Transcribe all records exactly.

* Supplied data *
==*==

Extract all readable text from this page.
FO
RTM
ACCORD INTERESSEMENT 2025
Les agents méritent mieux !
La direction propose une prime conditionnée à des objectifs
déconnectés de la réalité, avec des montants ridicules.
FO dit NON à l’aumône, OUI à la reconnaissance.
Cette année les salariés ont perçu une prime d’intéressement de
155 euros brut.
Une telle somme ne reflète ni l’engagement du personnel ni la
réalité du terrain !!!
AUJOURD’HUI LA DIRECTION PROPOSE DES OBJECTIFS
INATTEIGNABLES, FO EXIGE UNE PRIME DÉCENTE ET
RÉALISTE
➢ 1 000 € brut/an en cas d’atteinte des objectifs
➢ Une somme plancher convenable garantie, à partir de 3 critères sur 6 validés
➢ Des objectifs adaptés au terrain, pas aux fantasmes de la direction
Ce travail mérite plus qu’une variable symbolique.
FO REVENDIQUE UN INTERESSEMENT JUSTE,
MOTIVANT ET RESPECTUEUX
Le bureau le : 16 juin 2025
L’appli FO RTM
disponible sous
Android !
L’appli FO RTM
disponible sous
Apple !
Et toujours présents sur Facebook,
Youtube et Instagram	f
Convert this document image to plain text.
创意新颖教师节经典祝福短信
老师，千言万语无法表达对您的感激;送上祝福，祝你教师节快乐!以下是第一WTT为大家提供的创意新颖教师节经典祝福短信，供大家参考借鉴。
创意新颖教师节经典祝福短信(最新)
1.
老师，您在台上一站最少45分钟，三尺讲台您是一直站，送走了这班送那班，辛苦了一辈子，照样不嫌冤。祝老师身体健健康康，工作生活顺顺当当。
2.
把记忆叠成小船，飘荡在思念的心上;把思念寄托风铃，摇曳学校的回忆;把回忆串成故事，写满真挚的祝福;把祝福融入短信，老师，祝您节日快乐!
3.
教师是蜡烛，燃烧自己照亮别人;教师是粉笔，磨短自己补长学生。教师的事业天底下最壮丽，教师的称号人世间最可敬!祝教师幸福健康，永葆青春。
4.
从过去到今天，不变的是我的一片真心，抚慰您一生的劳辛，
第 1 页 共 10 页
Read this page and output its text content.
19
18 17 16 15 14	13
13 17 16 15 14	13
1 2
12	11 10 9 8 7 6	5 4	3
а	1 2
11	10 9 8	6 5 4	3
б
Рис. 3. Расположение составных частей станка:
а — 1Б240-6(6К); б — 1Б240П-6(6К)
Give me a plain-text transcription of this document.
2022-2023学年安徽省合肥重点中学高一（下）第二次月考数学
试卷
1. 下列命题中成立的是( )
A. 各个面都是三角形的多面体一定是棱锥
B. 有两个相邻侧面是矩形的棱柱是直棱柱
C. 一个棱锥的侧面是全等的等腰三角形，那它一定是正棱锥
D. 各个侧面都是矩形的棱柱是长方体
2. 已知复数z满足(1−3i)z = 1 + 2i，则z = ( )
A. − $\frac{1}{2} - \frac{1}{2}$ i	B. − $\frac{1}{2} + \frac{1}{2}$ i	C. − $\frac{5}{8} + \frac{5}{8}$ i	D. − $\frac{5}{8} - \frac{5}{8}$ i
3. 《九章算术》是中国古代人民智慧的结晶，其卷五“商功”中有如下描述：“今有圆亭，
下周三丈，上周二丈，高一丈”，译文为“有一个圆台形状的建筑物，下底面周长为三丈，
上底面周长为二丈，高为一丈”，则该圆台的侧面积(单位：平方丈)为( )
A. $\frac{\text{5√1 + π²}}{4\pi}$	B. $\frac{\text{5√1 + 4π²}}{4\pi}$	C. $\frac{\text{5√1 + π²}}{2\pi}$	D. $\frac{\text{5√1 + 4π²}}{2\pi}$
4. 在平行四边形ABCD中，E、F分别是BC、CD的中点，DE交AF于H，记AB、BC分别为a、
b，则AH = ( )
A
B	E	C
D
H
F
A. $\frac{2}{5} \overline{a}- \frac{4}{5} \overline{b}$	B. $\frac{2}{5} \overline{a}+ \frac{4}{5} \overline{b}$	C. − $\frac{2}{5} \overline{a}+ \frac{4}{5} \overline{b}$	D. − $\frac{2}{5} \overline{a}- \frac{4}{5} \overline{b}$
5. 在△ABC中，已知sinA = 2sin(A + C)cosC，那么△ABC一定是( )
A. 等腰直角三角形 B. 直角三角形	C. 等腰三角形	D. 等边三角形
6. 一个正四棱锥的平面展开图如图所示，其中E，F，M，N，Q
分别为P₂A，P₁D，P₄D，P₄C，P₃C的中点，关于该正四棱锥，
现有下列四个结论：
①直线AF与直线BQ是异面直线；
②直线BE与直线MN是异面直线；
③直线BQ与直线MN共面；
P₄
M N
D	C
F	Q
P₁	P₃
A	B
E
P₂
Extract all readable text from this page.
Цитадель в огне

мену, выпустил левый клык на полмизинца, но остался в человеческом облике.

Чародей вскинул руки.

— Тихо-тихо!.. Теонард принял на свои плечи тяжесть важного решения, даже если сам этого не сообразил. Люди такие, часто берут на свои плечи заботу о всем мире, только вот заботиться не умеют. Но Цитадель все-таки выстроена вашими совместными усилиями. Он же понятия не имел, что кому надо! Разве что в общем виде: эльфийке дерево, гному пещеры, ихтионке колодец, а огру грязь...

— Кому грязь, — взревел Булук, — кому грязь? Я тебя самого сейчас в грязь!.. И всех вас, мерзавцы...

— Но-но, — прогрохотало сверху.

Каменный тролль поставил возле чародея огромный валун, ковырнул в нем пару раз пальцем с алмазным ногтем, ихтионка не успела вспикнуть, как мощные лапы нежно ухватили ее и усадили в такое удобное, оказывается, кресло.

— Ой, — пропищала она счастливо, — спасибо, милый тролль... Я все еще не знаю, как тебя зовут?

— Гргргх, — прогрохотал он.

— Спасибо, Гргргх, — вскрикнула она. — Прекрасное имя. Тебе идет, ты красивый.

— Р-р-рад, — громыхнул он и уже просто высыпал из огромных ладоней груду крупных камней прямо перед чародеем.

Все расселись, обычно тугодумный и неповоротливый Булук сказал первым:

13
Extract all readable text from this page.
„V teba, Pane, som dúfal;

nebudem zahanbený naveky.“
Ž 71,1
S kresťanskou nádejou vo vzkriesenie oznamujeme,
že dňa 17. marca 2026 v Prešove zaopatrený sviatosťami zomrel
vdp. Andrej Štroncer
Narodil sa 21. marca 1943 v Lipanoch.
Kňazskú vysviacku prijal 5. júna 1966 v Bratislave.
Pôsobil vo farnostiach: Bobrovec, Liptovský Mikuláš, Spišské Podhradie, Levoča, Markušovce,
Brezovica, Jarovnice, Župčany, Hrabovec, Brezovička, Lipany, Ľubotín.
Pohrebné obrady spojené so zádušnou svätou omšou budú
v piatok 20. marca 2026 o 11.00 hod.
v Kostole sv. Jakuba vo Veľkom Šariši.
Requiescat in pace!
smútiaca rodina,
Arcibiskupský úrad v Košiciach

==*==

* Written response *
Extract all readable text from this page.
FO
RTM
ACCORD INTERESSEMENT 2025
Les agents méritent mieux !
La direction propose une prime conditionnée à des objectifs
déconnectés de la réalité, avec des montants ridicules.
FO dit NON à l’aumône, OUI à la reconnaissance.
Cette année les salariés ont perçu une prime d’intéressement de
155 euros brut.
Une telle somme ne reflète ni l’engagement du personnel ni la
réalité du terrain !!!
AUJOURD’HUI LA DIRECTION PROPOSE DES OBJECTIFS
INATTEIGNABLES, FO EXIGE UNE PRIME DÉCENTE ET
RÉALISTE
➢ 1 000 € brut/an en cas d’atteinte des objectifs
➢ Une somme plancher convenable garantie, à partir de 3 critères sur 6 validés
➢ Des objectifs adaptés au terrain, pas aux fantasmes de la direction
Ce travail mérite plus qu’une variable symbolique.
FO REVENDIQUE UN INTERESSEMENT JUSTE,
MOTIVANT ET RESPECTUEUX
Le bureau le : 16 juin 2025
L’appli FO RTM
disponible sous
Android !
L’appli FO RTM
disponible sous
Apple !
Et toujours présents sur Facebook,
Youtube et Instagram	f
Convert this document image to plain text.
创意新颖教师节经典祝福短信
老师，千言万语无法表达对您的感激;送上祝福，祝你教师节快乐!以下是第一WTT为大家提供的创意新颖教师节经典祝福短信，供大家参考借鉴。
创意新颖教师节经典祝福短信(最新)
1.
老师，您在台上一站最少45分钟，三尺讲台您是一直站，送走了这班送那班，辛苦了一辈子，照样不嫌冤。祝老师身体健健康康，工作生活顺顺当当。
2.
把记忆叠成小船，飘荡在思念的心上;把思念寄托风铃，摇曳学校的回忆;把回忆串成故事，写满真挚的祝福;把祝福融入短信，老师，祝您节日快乐!
3.
教师是蜡烛，燃烧自己照亮别人;教师是粉笔，磨短自己补长学生。教师的事业天底下最壮丽，教师的称号人世间最可敬!祝教师幸福健康，永葆青春。
4.
从过去到今天，不变的是我的一片真心，抚慰您一生的劳辛，
第 1 页 共 10 页
Read this page and output its text content.
19
18 17 16 15 14	13
13 17 16 15 14	13
1 2
12	11 10 9 8 7 6	5 4	3
а	1 2
11	10 9 8	6 5 4	3
б
Рис. 3. Расположение составных частей станка:
а — 1Б240-6(6К); б — 1Б240П-6(6К)
Give me a plain-text transcription of this document.
2022-2023学年安徽省合肥重点中学高一（下）第二次月考数学
试卷
1. 下列命题中成立的是( )
A. 各个面都是三角形的多面体一定是棱锥
B. 有两个相邻侧面是矩形的棱柱是直棱柱
C. 一个棱锥的侧面是全等的等腰三角形，那它一定是正棱锥
D. 各个侧面都是矩形的棱柱是长方体
2. 已知复数z满足(1−3i)z = 1 + 2i，则z = ( )
A. − $\frac{1}{2} - \frac{1}{2}$ i	B. − $\frac{1}{2} + \frac{1}{2}$ i	C. − $\frac{5}{8} + \frac{5}{8}$ i	D. − $\frac{5}{8} - \frac{5}{8}$ i
3. 《九章算术》是中国古代人民智慧的结晶，其卷五“商功”中有如下描述：“今有圆亭，
下周三丈，上周二丈，高一丈”，译文为“有一个圆台形状的建筑物，下底面周长为三丈，
上底面周长为二丈，高为一丈”，则该圆台的侧面积(单位：平方丈)为( )
A. $\frac{\text{5√1 + π²}}{4\pi}$	B. $\frac{\text{5√1 + 4π²}}{4\pi}$	C. $\frac{\text{5√1 + π²}}{2\pi}$	D. $\frac{\text{5√1 + 4π²}}{2\pi}$
4. 在平行四边形ABCD中，E、F分别是BC、CD的中点，DE交AF于H，记AB、BC分别为a、
b，则AH = ( )
A
B	E	C
D
H
F
A. $\frac{2}{5} \overline{a}- \frac{4}{5} \overline{b}$	B. $\frac{2}{5} \overline{a}+ \frac{4}{5} \overline{b}$	C. − $\frac{2}{5} \overline{a}+ \frac{4}{5} \overline{b}$	D. − $\frac{2}{5} \overline{a}- \frac{4}{5} \overline{b}$
5. 在△ABC中，已知sinA = 2sin(A + C)cosC，那么△ABC一定是( )
A. 等腰直角三角形 B. 直角三角形	C. 等腰三角形	D. 等边三角形
6. 一个正四棱锥的平面展开图如图所示，其中E，F，M，N，Q
分别为P₂A，P₁D，P₄D，P₄C，P₃C的中点，关于该正四棱锥，
现有下列四个结论：
①直线AF与直线BQ是异面直线；
②直线BE与直线MN是异面直线；
③直线BQ与直线MN共面；
P₄
M N
D	C
F	Q
P₁	P₃
A	B
E
P₂
Extract all readable text from this page.
Цитадель в огне

мену, выпустил левый клык на полмизинца, но остался в человеческом облике.

Чародей вскинул руки.

— Тихо-тихо!.. Теонард принял на свои плечи тяжесть важного решения, даже если сам этого не сообразил. Люди такие, часто берут на свои плечи заботу о всем мире, только вот заботиться не умеют. Но Цитадель все-таки выстроена вашими совместными усилиями. Он же понятия не имел, что кому надо! Разве что в общем виде: эльфийке дерево, гному пещеры, ихтионке колодец, а огру грязь...

— Кому грязь, — взревел Булук, — кому грязь? Я тебя самого сейчас в грязь!.. И всех вас, мерзавцы...

— Но-но, — прогрохотало сверху.

Каменный тролль поставил возле чародея огромный валун, ковырнул в нем пару раз пальцем с алмазным ногтем, ихтионка не успела вспикнуть, как мощные лапы нежно ухватили ее и усадили в такое удобное, оказывается, кресло.

— Ой, — пропищала она счастливо, — спасибо, милый тролль... Я все еще не знаю, как тебя зовут?

— Гргргх, — прогрохотал он.

— Спасибо, Гргргх, — вскрикнула она. — Прекрасное имя. Тебе идет, ты красивый.

— Р-р-рад, — громыхнул он и уже просто высыпал из огромных ладоней груду крупных камней прямо перед чародеем.

Все расселись, обычно тугодумный и неповоротливый Булук сказал первым:

13
Extract all readable text from this page.
„V teba, Pane, som dúfal;

nebudem zahanbený naveky.“
Ž 71,1
S kresťanskou nádejou vo vzkriesenie oznamujeme,
že dňa 17. marca 2026 v Prešove zaopatrený sviatosťami zomrel
vdp. Andrej Štroncer
Narodil sa 21. marca 1943 v Lipanoch.
Kňazskú vysviacku prijal 5. júna 1966 v Bratislave.
Pôsobil vo farnostiach: Bobrovec, Liptovský Mikuláš, Spišské Podhradie, Levoča, Markušovce,
Brezovica, Jarovnice, Župčany, Hrabovec, Brezovička, Lipany, Ľubotín.
Pohrebné obrady spojené so zádušnou svätou omšou budú
v piatok 20. marca 2026 o 11.00 hod.
v Kostole sv. Jakuba vo Veľkom Šariši.
Requiescat in pace!
smútiaca rodina,
Arcibiskupský úrad v Košiciach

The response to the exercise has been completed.